Your goal: Gather every line in the records below that contains the word "icon".

Material:
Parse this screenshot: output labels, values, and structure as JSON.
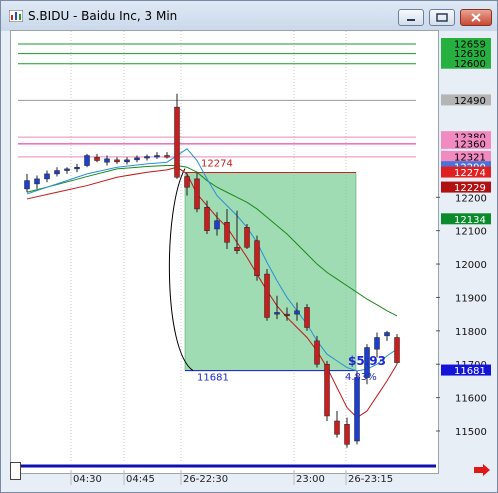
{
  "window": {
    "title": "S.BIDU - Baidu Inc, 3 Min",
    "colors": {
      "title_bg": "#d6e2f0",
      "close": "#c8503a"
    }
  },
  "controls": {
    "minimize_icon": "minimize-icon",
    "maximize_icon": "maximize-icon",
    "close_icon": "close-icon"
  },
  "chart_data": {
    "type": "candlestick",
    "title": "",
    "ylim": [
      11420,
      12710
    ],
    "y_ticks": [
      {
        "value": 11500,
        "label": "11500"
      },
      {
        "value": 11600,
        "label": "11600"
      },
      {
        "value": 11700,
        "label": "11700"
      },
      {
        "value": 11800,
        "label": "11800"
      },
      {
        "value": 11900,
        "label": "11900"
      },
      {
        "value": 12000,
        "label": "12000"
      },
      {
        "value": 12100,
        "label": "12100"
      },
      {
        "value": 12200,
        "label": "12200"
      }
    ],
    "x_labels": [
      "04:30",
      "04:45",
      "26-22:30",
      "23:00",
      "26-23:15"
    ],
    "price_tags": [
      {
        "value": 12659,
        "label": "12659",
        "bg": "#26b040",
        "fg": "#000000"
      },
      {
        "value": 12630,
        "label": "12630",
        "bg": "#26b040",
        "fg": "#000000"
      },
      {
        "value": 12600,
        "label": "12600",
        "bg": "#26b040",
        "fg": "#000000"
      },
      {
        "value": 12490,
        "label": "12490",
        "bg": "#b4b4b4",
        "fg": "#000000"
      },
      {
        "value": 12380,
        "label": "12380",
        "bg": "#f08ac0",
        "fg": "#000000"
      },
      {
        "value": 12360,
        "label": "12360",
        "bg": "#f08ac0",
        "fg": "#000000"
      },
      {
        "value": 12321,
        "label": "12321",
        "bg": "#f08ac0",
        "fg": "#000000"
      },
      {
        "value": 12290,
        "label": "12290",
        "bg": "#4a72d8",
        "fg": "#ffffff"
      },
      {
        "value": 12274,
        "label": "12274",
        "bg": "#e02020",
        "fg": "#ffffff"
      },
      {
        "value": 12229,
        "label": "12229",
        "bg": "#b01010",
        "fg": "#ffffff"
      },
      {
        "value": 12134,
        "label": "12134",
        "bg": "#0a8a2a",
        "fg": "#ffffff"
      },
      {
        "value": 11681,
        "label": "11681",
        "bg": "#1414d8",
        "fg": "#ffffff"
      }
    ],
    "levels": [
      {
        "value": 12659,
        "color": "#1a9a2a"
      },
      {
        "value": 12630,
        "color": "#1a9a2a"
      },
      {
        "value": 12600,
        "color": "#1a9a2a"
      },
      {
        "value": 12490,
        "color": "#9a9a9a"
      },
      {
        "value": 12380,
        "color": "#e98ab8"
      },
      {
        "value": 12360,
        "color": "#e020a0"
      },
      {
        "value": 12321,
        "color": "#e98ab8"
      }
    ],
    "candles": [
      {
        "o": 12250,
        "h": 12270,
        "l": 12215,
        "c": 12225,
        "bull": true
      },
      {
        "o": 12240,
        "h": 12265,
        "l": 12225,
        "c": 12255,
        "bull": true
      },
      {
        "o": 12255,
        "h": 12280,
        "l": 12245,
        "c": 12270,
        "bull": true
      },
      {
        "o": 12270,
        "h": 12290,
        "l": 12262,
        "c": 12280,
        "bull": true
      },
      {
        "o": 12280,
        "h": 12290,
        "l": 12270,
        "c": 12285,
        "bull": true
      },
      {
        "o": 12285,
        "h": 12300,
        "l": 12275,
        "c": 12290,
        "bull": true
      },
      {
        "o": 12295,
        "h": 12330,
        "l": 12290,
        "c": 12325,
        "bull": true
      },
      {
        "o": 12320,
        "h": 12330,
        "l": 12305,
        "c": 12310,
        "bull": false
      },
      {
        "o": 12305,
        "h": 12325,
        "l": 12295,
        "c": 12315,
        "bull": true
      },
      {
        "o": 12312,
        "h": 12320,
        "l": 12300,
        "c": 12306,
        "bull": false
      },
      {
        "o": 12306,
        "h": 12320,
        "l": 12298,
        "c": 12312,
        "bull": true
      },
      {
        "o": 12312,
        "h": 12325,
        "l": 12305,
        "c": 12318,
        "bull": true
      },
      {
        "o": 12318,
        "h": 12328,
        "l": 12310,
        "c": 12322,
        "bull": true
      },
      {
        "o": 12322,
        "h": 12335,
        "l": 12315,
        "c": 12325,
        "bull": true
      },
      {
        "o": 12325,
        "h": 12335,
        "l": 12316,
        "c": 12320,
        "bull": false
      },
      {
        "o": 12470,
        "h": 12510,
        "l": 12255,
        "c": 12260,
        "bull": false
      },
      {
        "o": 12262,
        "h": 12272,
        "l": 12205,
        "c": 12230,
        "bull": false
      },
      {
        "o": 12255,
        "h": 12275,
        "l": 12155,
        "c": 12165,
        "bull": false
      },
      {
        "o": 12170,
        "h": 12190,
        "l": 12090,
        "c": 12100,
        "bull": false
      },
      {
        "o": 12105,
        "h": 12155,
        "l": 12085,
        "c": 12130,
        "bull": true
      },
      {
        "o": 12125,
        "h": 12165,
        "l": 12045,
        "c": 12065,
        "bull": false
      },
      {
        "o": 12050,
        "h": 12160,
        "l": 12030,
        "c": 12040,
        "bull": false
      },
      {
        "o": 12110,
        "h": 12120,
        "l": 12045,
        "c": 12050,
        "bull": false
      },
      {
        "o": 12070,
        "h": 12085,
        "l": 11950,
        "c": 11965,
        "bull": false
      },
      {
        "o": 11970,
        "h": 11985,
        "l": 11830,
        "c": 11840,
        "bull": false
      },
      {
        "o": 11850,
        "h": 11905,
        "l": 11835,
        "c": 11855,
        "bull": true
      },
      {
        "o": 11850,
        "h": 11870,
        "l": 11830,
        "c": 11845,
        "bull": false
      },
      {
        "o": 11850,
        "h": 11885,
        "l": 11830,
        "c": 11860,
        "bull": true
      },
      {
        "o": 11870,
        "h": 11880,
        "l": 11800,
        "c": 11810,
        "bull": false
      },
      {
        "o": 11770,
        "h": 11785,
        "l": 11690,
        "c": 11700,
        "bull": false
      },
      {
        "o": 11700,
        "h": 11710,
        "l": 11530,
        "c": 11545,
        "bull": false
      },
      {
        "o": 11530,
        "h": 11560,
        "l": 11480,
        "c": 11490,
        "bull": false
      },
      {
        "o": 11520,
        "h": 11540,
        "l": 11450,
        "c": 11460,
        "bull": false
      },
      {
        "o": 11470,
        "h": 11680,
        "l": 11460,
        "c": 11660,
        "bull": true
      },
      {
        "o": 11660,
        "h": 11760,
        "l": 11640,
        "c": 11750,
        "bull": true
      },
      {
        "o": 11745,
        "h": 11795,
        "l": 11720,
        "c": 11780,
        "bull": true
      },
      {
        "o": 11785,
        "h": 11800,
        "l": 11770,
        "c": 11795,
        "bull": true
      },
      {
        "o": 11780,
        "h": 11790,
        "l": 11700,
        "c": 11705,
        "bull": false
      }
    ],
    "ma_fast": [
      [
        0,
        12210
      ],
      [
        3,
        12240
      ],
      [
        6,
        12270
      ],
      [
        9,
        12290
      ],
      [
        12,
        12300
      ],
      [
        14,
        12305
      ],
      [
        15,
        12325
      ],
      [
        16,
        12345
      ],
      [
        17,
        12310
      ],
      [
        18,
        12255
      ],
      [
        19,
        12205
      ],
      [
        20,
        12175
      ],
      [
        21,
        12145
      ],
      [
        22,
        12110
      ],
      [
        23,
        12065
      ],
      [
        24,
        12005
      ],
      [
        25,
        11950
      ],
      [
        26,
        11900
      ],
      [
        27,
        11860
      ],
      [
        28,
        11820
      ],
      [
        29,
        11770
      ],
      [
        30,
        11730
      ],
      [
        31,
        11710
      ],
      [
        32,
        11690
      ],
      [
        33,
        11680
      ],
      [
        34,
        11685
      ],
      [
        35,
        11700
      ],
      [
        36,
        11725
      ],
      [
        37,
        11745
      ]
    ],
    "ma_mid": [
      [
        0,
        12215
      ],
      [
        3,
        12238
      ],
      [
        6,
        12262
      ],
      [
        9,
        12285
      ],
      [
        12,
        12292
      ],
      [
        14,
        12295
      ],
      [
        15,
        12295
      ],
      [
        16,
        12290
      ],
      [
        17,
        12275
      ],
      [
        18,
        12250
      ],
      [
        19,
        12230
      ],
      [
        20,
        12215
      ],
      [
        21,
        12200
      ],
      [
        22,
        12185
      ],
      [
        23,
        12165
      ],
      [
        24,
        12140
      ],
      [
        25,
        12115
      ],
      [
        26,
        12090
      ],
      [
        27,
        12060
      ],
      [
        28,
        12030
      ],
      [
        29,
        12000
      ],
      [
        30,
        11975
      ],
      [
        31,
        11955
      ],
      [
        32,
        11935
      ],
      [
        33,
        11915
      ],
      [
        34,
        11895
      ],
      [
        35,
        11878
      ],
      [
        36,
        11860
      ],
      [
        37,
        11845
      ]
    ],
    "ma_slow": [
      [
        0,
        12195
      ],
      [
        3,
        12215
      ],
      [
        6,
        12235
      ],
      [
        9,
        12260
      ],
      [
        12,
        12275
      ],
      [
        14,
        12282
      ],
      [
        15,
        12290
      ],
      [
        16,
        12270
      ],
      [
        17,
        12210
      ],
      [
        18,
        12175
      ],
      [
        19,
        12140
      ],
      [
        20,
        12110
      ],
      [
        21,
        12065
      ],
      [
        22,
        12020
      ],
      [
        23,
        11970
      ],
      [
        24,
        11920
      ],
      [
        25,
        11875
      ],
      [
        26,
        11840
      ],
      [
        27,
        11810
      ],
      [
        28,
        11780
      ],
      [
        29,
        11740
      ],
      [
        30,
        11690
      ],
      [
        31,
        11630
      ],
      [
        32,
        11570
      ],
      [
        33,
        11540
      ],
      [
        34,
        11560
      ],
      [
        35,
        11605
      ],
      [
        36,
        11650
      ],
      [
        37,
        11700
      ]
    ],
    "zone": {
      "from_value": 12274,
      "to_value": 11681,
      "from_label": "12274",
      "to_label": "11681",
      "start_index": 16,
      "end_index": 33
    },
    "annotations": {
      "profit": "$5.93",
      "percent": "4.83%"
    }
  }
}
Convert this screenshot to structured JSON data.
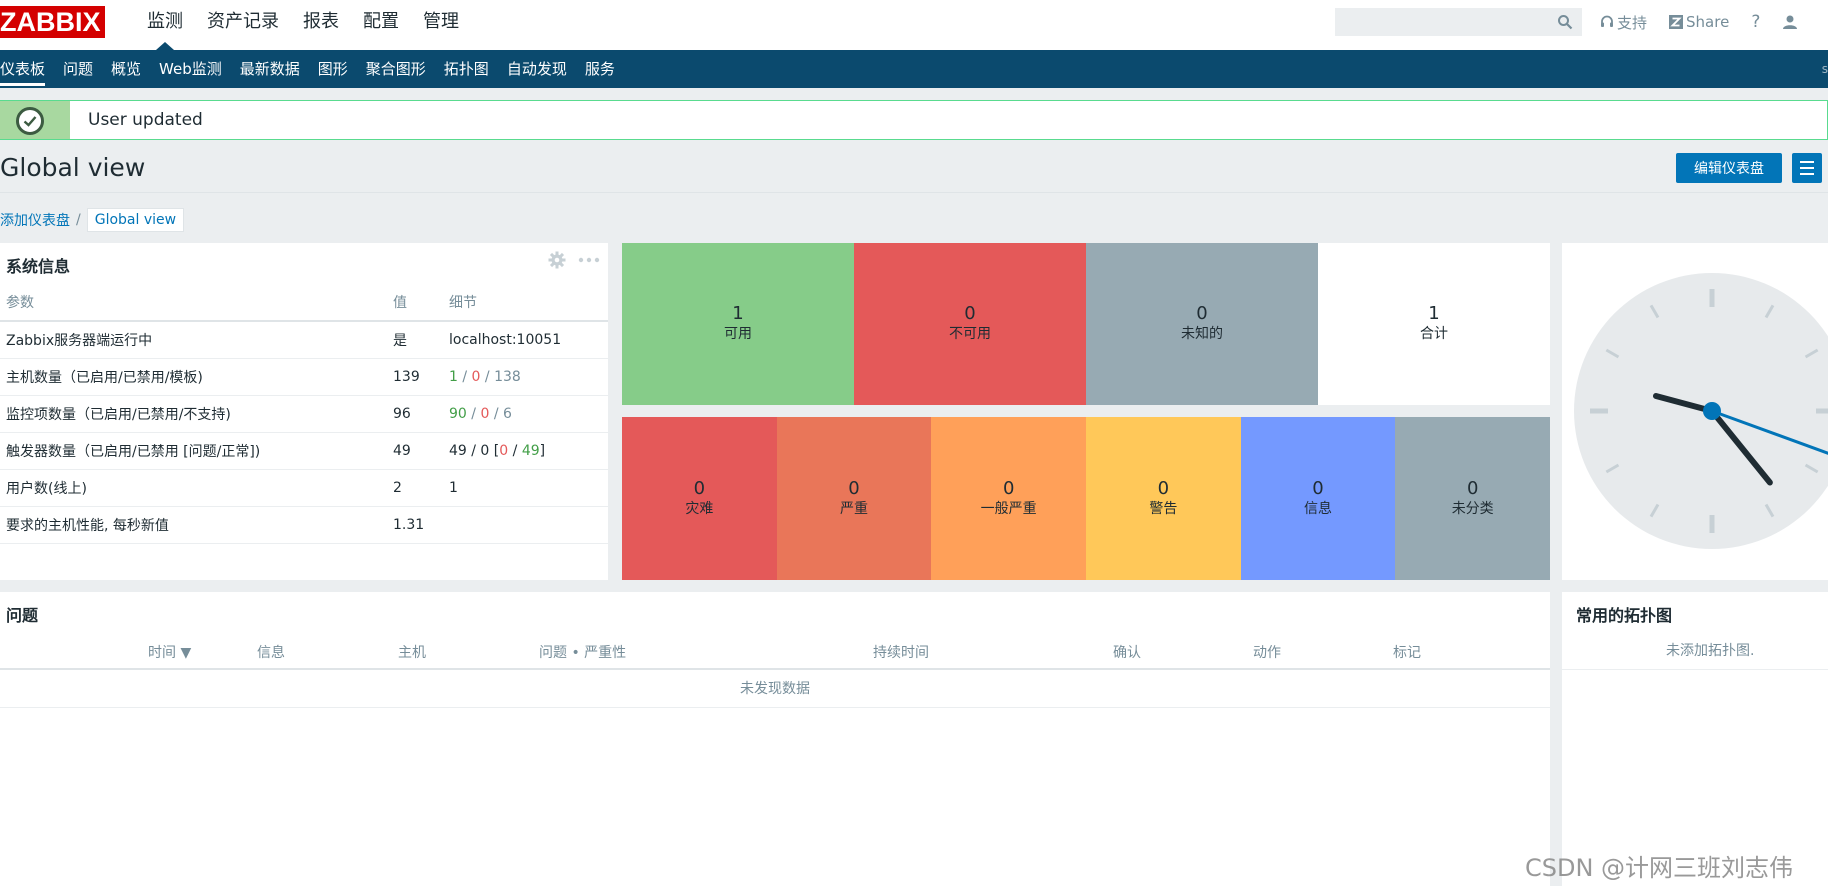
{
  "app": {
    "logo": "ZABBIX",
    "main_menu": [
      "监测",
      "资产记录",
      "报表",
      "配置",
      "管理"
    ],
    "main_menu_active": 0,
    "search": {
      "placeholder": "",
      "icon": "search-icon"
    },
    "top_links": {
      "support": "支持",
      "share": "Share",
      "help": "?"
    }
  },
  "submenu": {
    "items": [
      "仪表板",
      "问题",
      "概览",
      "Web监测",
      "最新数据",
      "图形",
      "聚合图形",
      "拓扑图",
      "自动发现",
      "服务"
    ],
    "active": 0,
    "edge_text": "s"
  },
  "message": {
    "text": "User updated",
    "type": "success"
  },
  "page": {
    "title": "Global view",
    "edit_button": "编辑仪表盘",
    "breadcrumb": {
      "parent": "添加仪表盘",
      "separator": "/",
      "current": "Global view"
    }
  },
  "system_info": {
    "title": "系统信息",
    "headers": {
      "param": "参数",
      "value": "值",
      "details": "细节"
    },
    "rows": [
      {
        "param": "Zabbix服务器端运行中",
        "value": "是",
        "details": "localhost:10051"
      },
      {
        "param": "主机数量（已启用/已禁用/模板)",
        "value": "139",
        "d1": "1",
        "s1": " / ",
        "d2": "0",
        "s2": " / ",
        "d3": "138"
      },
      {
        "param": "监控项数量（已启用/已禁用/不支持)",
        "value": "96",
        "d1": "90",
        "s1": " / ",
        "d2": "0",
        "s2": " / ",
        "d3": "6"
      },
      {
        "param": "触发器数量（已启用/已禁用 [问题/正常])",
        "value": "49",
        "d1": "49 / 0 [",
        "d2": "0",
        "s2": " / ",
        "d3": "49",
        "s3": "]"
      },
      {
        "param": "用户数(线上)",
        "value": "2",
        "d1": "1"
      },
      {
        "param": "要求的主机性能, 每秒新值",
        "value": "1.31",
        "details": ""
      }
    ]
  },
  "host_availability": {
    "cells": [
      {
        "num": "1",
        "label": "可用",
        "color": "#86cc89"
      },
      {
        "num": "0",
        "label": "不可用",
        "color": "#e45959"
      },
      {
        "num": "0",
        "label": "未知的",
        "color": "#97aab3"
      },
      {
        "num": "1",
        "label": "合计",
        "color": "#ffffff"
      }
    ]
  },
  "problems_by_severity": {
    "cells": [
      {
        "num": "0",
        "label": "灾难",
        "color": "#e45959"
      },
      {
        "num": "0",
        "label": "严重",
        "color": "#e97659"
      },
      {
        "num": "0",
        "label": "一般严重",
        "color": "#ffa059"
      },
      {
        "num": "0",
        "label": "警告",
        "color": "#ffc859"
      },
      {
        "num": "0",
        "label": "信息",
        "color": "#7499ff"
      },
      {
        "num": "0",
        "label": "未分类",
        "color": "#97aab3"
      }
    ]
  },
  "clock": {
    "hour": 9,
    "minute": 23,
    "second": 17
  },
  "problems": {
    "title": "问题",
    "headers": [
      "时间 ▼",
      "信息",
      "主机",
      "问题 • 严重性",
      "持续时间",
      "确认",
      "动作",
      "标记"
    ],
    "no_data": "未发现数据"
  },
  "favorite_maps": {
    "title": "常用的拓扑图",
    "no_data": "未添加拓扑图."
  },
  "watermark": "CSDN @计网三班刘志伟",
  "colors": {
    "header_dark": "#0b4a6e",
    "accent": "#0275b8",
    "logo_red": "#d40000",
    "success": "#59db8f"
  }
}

Task output:
    "minimize_icon": "minimize-icon",
    "maximize_icon": "maximize-icon",
    "close_icon": "close-icon"
      "icon": "search-icon"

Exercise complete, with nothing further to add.